=== What the exercise asks ===
Count how many lines contain the word "they". Respond with the number alone.

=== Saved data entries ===
################
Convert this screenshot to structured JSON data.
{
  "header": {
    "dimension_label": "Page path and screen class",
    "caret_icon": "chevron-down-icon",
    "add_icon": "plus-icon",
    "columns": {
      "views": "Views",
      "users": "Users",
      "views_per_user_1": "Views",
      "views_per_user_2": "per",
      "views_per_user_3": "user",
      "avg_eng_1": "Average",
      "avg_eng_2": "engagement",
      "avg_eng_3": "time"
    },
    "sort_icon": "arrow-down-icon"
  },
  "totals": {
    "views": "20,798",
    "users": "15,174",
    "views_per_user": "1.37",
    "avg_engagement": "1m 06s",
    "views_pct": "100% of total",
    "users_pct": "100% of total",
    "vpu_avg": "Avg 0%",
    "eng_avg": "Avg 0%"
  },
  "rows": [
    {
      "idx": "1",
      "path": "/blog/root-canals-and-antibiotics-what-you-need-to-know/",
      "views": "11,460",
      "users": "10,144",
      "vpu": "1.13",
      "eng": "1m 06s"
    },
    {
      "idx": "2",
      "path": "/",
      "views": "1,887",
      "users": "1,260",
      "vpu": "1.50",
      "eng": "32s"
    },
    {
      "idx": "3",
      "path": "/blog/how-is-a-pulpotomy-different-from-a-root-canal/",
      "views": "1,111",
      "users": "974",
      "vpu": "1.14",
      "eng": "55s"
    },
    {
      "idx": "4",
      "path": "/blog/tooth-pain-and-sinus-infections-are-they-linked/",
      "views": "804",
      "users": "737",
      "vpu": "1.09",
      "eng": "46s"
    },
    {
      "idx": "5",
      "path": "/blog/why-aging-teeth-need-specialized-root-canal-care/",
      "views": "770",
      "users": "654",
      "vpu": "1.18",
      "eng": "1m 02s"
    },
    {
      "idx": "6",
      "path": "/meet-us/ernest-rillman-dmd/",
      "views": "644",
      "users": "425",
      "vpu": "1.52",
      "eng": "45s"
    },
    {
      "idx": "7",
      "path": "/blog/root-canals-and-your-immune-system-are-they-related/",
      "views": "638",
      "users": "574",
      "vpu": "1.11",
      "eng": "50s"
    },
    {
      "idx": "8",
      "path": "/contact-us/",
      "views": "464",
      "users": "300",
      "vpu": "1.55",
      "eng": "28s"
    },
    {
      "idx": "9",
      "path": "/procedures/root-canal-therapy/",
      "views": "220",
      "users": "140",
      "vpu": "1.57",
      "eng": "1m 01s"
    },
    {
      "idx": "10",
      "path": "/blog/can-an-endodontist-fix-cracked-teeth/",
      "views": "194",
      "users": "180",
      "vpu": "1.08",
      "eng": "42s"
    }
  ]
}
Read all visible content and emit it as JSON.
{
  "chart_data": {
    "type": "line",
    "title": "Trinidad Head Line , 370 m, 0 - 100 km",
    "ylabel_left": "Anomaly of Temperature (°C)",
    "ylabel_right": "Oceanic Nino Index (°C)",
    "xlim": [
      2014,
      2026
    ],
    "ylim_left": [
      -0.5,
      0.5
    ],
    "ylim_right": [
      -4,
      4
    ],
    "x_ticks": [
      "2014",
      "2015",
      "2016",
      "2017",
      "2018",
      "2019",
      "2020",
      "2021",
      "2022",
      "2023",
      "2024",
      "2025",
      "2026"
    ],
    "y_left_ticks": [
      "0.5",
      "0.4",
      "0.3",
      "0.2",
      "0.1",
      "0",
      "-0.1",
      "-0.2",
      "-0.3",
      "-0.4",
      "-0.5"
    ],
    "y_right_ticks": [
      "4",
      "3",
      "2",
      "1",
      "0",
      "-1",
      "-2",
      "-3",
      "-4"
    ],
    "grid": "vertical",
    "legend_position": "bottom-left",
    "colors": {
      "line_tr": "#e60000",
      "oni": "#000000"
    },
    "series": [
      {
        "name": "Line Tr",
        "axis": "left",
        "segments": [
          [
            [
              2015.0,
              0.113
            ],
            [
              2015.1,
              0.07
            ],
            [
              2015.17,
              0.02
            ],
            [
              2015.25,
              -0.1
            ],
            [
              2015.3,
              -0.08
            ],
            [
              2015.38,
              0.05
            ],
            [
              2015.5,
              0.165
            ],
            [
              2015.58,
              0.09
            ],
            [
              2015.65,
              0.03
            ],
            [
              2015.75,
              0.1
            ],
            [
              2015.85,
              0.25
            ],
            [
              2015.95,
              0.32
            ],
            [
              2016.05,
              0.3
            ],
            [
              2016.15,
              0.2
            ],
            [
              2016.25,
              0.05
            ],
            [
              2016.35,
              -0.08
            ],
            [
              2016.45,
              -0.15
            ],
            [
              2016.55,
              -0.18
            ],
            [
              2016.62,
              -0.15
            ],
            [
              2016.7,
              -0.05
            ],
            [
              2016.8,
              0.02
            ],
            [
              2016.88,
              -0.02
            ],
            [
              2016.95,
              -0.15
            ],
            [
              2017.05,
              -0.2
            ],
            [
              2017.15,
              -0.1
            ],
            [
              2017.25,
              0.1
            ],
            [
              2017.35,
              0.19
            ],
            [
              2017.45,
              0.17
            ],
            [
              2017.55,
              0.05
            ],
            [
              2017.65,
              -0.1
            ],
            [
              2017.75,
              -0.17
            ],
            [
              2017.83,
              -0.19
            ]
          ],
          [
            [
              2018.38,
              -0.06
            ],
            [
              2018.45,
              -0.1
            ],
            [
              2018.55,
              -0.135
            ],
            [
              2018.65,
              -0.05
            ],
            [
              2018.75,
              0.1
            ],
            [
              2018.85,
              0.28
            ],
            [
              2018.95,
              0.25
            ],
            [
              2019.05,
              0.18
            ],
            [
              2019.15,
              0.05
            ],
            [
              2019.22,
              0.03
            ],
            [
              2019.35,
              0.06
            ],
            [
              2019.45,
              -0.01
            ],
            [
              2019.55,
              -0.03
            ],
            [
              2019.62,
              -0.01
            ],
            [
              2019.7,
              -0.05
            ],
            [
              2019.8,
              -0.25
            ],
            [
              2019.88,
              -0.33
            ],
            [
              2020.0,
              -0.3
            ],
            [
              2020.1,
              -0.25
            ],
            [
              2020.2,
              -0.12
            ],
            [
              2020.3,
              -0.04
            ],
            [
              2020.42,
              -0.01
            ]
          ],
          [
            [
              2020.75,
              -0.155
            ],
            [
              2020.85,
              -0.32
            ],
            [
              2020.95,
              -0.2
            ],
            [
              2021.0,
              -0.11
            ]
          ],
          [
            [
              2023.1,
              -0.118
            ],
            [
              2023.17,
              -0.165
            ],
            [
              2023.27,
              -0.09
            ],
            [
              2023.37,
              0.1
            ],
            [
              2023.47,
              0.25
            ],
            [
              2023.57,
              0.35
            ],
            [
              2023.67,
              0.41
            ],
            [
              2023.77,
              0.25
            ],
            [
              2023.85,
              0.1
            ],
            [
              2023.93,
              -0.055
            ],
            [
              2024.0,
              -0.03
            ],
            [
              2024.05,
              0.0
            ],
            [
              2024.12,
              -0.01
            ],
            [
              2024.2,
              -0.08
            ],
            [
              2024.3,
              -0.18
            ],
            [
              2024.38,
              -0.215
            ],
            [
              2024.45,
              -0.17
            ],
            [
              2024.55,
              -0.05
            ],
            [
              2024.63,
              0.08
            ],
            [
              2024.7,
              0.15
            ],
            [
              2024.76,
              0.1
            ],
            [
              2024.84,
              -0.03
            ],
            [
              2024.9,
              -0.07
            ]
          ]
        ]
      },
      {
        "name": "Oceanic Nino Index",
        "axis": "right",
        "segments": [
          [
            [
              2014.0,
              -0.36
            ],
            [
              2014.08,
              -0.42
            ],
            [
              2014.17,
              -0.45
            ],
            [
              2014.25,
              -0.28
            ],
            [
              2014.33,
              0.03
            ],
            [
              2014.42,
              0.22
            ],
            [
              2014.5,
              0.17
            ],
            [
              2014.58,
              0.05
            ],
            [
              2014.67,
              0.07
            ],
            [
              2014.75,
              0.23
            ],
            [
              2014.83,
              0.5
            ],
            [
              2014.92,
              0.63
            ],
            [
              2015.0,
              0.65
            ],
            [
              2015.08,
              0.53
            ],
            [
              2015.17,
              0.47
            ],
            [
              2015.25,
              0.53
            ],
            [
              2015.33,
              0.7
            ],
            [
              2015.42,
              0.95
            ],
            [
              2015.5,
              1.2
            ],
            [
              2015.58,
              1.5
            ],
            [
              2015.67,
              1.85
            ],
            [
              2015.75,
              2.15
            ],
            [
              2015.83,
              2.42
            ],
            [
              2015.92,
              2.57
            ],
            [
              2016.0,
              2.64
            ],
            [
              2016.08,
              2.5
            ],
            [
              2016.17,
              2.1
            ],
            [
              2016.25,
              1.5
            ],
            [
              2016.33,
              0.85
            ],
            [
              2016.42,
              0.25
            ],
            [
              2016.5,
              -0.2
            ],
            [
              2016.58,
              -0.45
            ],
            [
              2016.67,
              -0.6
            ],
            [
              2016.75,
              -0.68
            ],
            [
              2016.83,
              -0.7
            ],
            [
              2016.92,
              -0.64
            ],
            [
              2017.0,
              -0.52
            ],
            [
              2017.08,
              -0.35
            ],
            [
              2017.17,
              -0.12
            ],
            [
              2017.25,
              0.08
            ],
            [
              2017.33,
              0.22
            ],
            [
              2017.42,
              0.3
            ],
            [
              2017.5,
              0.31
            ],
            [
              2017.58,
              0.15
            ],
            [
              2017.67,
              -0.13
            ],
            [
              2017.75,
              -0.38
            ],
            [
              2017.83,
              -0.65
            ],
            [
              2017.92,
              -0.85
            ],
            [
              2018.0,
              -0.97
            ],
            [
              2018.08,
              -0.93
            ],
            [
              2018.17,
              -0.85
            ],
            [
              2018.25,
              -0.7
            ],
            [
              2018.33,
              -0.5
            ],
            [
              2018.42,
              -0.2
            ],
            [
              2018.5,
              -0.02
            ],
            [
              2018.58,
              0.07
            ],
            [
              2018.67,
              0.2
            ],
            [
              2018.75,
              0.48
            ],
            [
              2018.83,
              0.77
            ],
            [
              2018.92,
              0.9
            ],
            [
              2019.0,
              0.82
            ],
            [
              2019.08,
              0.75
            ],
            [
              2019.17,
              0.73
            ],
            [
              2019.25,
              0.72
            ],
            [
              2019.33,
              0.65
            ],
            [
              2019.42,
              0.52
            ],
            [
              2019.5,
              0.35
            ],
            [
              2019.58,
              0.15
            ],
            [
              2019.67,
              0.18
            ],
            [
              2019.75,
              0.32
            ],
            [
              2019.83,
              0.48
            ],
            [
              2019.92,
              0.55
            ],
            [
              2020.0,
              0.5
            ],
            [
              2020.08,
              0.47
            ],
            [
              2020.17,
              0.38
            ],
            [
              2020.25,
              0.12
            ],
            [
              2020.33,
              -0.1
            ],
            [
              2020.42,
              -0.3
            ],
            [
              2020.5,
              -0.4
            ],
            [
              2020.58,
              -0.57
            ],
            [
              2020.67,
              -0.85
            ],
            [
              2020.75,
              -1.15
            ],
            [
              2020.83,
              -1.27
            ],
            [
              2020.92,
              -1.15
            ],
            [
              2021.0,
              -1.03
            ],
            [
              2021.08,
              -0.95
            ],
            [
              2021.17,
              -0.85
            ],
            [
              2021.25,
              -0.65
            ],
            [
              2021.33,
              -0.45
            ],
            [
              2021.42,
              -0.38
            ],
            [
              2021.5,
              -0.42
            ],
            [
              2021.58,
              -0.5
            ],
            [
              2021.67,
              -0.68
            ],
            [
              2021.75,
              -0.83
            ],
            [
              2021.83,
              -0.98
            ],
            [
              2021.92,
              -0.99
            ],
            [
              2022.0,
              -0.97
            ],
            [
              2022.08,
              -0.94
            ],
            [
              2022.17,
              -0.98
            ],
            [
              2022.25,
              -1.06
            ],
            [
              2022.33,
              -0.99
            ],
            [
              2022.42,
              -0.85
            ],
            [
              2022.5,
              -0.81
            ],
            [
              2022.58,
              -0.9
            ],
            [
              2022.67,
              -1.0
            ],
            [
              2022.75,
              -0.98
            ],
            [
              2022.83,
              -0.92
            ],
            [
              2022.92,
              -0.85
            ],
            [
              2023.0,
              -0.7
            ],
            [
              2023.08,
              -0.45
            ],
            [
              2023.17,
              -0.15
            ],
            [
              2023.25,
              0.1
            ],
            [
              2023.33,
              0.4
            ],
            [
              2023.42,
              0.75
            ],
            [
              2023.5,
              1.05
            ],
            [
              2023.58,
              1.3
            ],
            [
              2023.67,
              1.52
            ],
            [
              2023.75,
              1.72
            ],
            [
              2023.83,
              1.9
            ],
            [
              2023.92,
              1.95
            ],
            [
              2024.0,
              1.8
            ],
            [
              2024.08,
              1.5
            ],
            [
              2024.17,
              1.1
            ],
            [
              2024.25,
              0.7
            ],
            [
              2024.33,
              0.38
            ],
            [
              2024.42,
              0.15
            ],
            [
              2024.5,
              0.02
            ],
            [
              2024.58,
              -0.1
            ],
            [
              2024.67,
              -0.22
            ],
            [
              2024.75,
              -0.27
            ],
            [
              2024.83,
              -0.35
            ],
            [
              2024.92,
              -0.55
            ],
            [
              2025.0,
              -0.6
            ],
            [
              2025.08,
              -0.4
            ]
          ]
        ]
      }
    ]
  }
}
################
=== Response to the task ===
2